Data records
»»
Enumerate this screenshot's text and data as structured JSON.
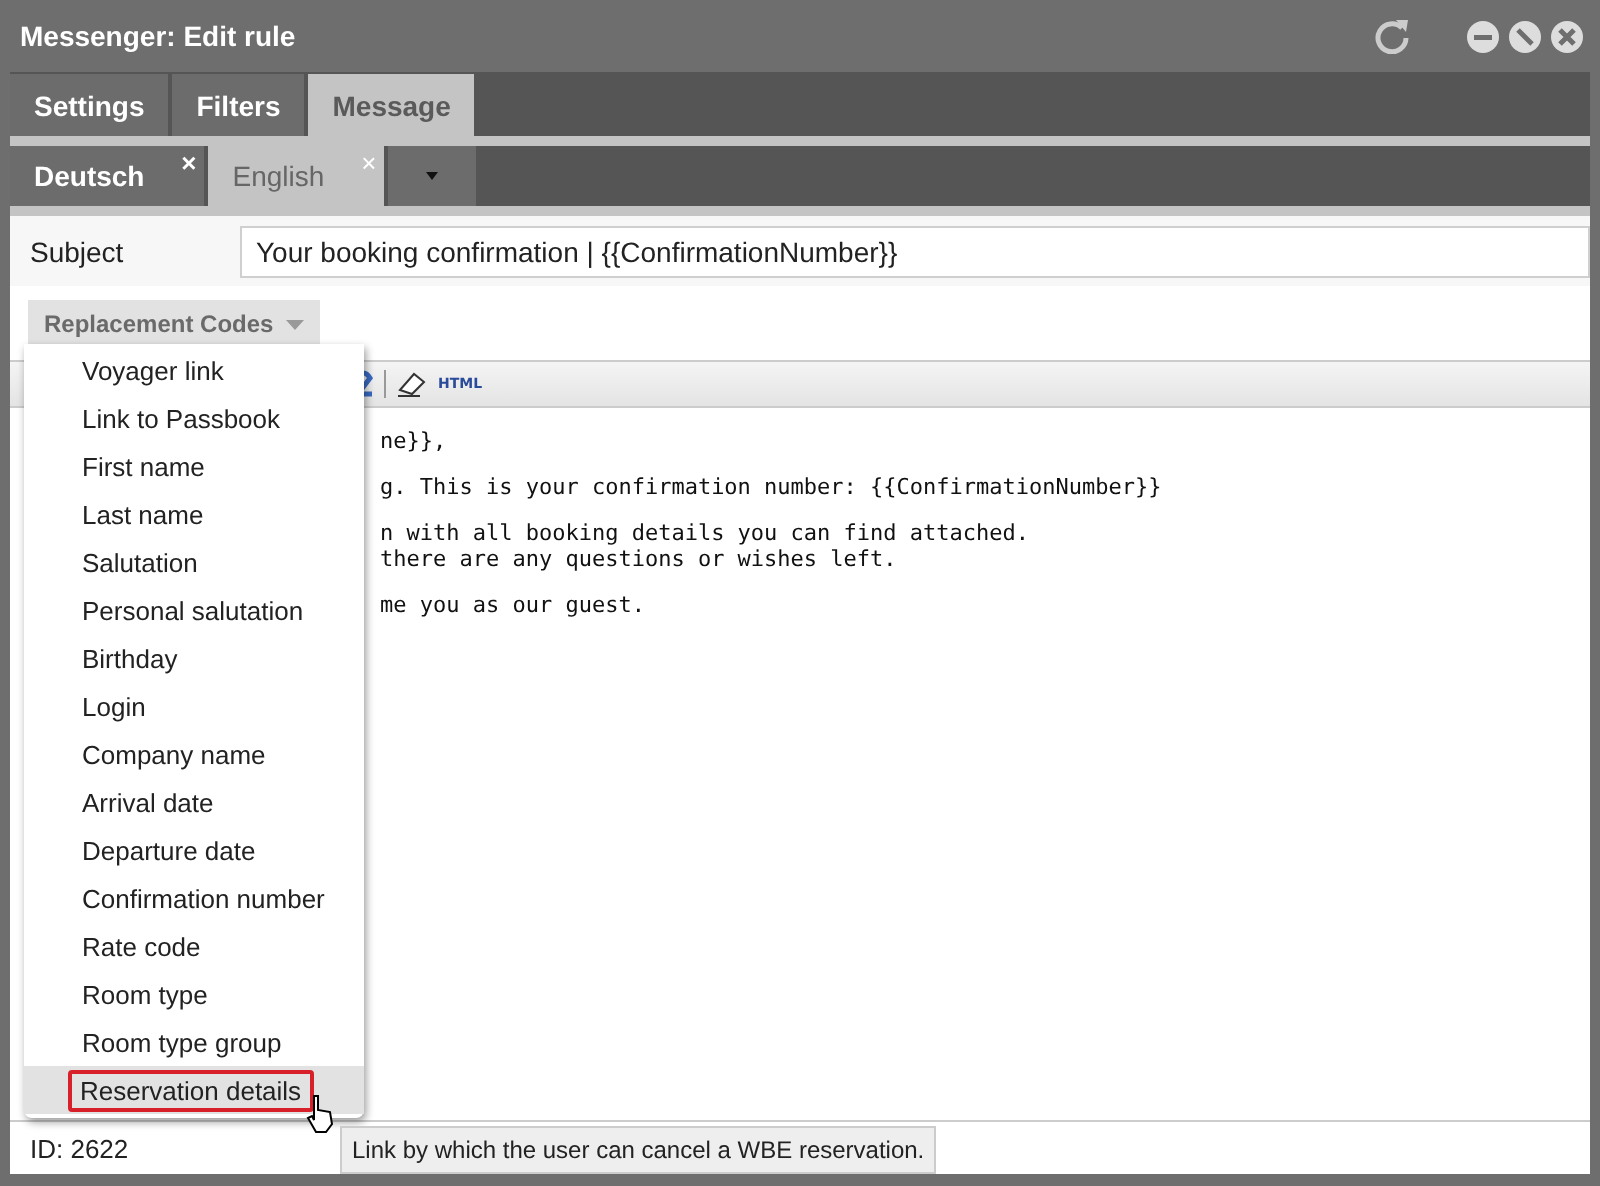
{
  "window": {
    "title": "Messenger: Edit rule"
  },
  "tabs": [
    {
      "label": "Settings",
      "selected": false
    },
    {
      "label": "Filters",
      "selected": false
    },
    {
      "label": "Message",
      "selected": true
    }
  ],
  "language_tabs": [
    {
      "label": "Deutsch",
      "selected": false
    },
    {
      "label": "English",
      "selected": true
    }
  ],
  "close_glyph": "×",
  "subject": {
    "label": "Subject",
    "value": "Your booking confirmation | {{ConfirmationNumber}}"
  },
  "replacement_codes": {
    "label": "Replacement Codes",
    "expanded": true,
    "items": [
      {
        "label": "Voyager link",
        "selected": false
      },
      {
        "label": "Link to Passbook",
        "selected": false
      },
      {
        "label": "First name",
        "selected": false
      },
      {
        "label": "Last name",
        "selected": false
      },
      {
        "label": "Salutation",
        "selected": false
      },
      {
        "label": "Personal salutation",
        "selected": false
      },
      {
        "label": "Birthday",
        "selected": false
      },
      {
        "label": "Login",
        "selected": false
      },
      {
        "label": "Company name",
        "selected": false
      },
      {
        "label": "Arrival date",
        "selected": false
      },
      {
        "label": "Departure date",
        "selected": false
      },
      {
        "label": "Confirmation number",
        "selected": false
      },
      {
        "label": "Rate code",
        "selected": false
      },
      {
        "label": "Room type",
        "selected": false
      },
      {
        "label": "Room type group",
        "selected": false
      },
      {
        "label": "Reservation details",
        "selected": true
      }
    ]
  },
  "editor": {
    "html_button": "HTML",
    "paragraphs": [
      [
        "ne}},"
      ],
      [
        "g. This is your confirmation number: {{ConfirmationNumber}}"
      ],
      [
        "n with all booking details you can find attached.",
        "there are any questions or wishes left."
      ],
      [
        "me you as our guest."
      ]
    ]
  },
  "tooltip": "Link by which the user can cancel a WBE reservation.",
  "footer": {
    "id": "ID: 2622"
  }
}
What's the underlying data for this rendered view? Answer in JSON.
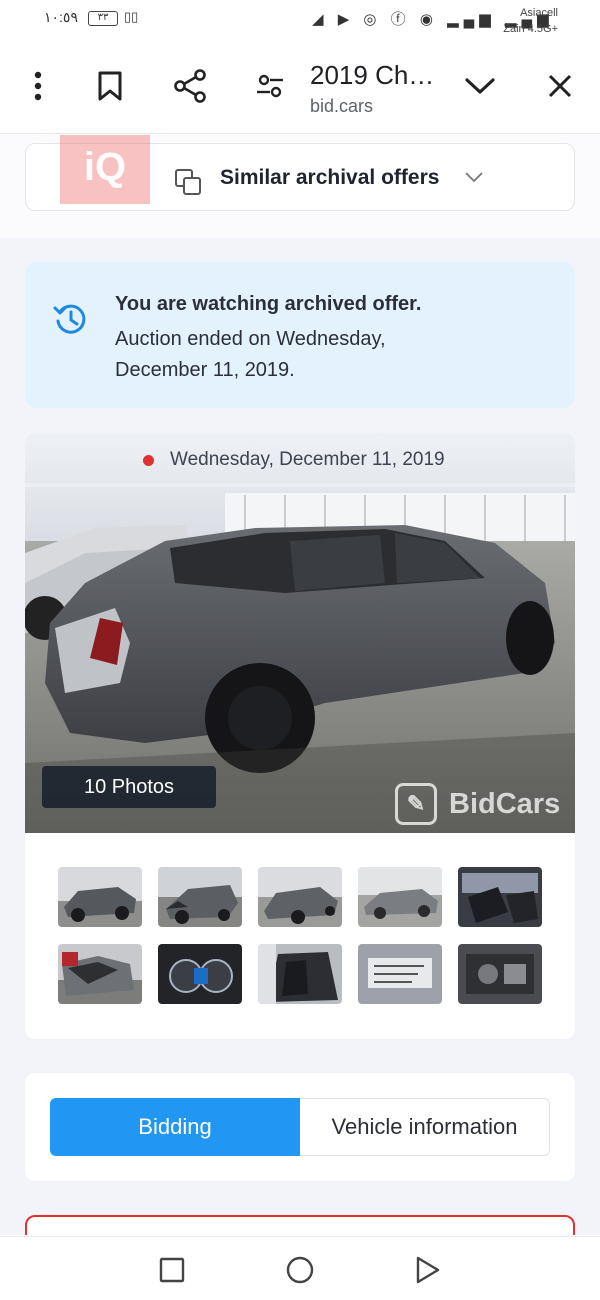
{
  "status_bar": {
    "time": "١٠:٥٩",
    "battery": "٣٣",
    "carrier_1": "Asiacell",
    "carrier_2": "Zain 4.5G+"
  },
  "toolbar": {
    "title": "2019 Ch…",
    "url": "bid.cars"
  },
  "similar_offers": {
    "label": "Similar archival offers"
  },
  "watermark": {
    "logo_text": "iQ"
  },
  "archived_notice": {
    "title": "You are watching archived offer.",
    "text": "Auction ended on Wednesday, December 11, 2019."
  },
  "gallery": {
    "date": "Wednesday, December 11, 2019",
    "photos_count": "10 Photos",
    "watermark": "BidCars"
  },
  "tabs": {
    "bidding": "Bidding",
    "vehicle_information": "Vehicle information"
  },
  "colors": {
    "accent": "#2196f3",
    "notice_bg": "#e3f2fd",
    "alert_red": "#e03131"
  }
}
««
#### PROBLEM STATEMENT
Copy out every line from the records that has the word "Wednesday".

#### TASK OUTPUT
    "text": "Auction ended on Wednesday, December 11, 2019."
    "date": "Wednesday, December 11, 2019",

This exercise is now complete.